## Task details:
Write every record out again exactly, and keep images out of it.

* * * *

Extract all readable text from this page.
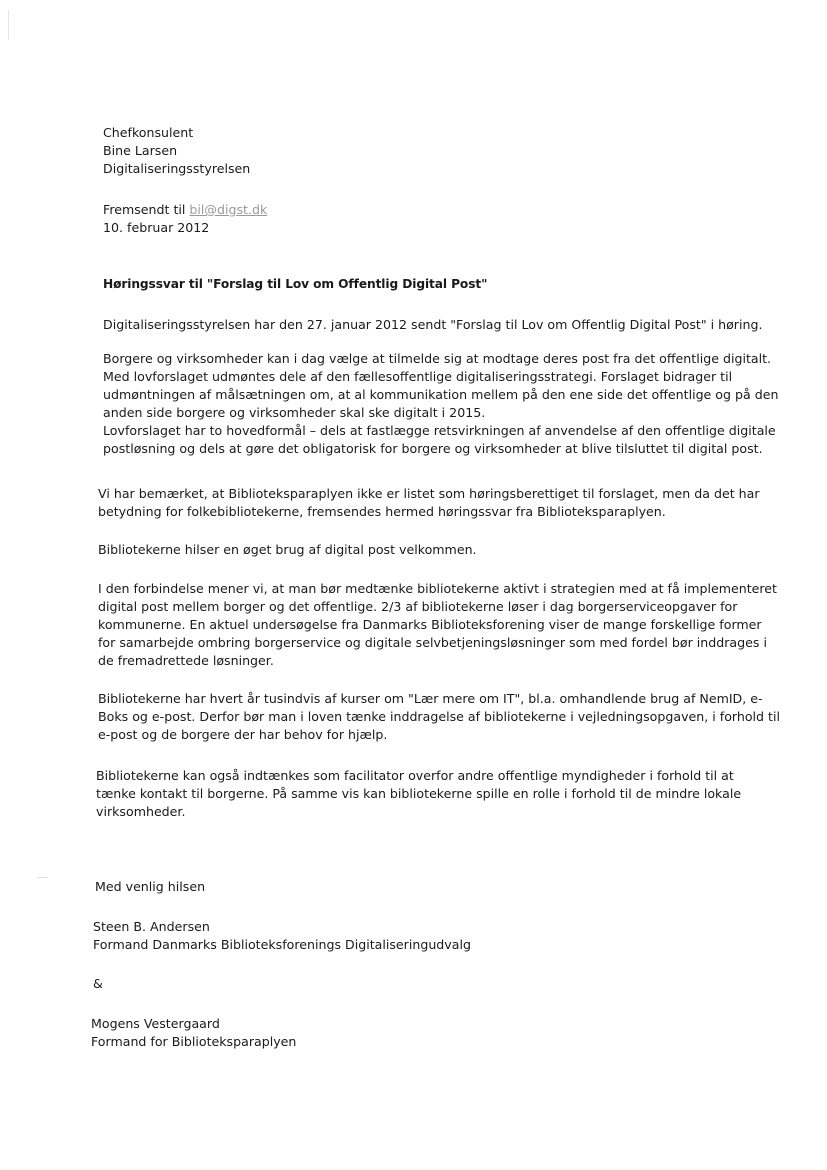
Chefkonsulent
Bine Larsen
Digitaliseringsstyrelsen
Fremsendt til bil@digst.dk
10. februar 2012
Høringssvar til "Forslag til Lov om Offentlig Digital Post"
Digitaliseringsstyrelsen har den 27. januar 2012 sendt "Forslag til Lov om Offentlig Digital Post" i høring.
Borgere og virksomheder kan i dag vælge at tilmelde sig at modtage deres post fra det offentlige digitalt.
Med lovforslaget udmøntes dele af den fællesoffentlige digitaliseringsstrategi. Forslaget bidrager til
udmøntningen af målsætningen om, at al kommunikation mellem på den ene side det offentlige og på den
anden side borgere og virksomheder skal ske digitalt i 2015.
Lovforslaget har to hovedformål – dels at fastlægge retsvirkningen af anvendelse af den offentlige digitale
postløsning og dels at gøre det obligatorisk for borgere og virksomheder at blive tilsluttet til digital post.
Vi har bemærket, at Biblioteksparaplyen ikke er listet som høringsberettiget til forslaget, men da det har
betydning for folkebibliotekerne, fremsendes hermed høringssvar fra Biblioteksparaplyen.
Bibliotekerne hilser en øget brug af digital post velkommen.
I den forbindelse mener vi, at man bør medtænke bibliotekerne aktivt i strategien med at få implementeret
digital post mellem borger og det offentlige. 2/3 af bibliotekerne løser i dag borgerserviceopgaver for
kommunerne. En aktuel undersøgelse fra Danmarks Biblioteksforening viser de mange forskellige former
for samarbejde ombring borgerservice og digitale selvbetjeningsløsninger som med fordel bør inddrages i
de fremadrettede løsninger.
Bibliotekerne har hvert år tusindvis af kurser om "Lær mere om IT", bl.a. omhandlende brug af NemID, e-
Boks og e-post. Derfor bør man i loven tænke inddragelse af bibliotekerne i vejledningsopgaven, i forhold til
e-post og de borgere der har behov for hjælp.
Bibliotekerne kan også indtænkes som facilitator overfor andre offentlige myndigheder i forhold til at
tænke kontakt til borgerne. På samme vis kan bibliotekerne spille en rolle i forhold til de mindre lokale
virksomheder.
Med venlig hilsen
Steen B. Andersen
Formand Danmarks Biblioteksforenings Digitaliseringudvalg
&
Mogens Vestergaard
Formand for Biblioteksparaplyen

* * * *

## Exercise solution:
Extract all readable text from this page.
Chefkonsulent
Bine Larsen
Digitaliseringsstyrelsen
Fremsendt til bil@digst.dk
10. februar 2012
Høringssvar til "Forslag til Lov om Offentlig Digital Post"
Digitaliseringsstyrelsen har den 27. januar 2012 sendt "Forslag til Lov om Offentlig Digital Post" i høring.
Borgere og virksomheder kan i dag vælge at tilmelde sig at modtage deres post fra det offentlige digitalt.
Med lovforslaget udmøntes dele af den fællesoffentlige digitaliseringsstrategi. Forslaget bidrager til
udmøntningen af målsætningen om, at al kommunikation mellem på den ene side det offentlige og på den
anden side borgere og virksomheder skal ske digitalt i 2015.
Lovforslaget har to hovedformål – dels at fastlægge retsvirkningen af anvendelse af den offentlige digitale
postløsning og dels at gøre det obligatorisk for borgere og virksomheder at blive tilsluttet til digital post.
Vi har bemærket, at Biblioteksparaplyen ikke er listet som høringsberettiget til forslaget, men da det har
betydning for folkebibliotekerne, fremsendes hermed høringssvar fra Biblioteksparaplyen.
Bibliotekerne hilser en øget brug af digital post velkommen.
I den forbindelse mener vi, at man bør medtænke bibliotekerne aktivt i strategien med at få implementeret
digital post mellem borger og det offentlige. 2/3 af bibliotekerne løser i dag borgerserviceopgaver for
kommunerne. En aktuel undersøgelse fra Danmarks Biblioteksforening viser de mange forskellige former
for samarbejde ombring borgerservice og digitale selvbetjeningsløsninger som med fordel bør inddrages i
de fremadrettede løsninger.
Bibliotekerne har hvert år tusindvis af kurser om "Lær mere om IT", bl.a. omhandlende brug af NemID, e-
Boks og e-post. Derfor bør man i loven tænke inddragelse af bibliotekerne i vejledningsopgaven, i forhold til
e-post og de borgere der har behov for hjælp.
Bibliotekerne kan også indtænkes som facilitator overfor andre offentlige myndigheder i forhold til at
tænke kontakt til borgerne. På samme vis kan bibliotekerne spille en rolle i forhold til de mindre lokale
virksomheder.
Med venlig hilsen
Steen B. Andersen
Formand Danmarks Biblioteksforenings Digitaliseringudvalg
&
Mogens Vestergaard
Formand for Biblioteksparaplyen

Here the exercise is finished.